## [Task to complete]
Please answer from the article on the FMA's KiwiSaver guidance note: which kind of KiwiSaver scheme does the FMA say should face greater scrutiny from trustees?

## [Excerpt]
----
Can a regulator be friends with the regulated?
Not really, but in its latest guidance note to the investment industry the Financial Markets Authority (FMA) makes a case for cordial relations between the parties.
"We would like to develop a mutually supportive relationship with an emphasis on our joint role of investor protection," the FMA says in note 'Monitoring Investment Risk in KiwiSaver Schemes'.
The document itself is aimed at trustees and fund managers involved in KiwiSaver, which is just about the entire New Zealand industry, but it describes how the regime is supposed to protect ordinary members from 'investment risk'.
"For many New Zealanders, KiwiSaver will be the first investment they make and may represent a large part of their retirement savings and ultimate financial security," the FMA note says. "Many of these investors are inexperienced in investment matters and vulnerable as a result."
Many of those first-time investors probably would have trouble distinguishing between 'market risk' - ie the chance that investments drop in value - and 'investment risk' as defined by the FMA.
Investment risk, in this instance, refers to the appropriateness of what the KiwiSaver managers say they are going to do with their members' money and whether they actually do what they say they're going to do.
Many of those first-time investors probably would have trouble distinguishing between 'market risk' - ie the chance that investments drop in value - and 'investment risk' as defined by the FMA.
In the note, the regulator lays out the responsibilities of trustees overseeing KiwiSaver schemes in some detail. And based on a review of KiwiSaver trustees last year the FMA concludes they could "provide more comprehensive and robust monitoring" of the underlying investment management risks, including "a proactive approach to monitoring Managers".
How 'proactive' a stance trustees take, however, also depends on the investment structure of the KiwiSaver scheme in question.
For example, the FMA says KiwiSaver schemes that operate as multi-managers (ie they farm out day-to-day investing decisions to underlying fund managers) should face greater scrutiny from trustees.
"Investment risk may be increased if the Manager has inadequate oversight of investments made by their sub-manager(s)," the FMA says.
----
## [Records supplied]
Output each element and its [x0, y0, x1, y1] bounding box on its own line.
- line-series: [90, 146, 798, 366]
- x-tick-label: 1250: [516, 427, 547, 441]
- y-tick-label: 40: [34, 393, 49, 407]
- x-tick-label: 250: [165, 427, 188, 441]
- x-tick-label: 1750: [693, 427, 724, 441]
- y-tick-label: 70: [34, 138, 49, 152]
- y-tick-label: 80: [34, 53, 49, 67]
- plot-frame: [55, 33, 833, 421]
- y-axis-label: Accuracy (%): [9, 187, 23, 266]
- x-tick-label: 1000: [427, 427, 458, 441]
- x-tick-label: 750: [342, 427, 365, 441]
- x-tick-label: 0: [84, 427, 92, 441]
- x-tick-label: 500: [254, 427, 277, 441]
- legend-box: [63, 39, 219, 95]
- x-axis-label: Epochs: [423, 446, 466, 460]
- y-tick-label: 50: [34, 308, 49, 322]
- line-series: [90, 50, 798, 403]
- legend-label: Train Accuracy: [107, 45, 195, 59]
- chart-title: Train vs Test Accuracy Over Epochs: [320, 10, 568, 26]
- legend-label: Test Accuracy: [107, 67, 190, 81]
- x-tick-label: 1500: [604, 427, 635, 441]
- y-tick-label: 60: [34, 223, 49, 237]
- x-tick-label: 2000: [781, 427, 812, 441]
----
## [Expected answer]
Schemes that operate as multi-managers, farming out day-to-day investing decisions to underlying fund managers.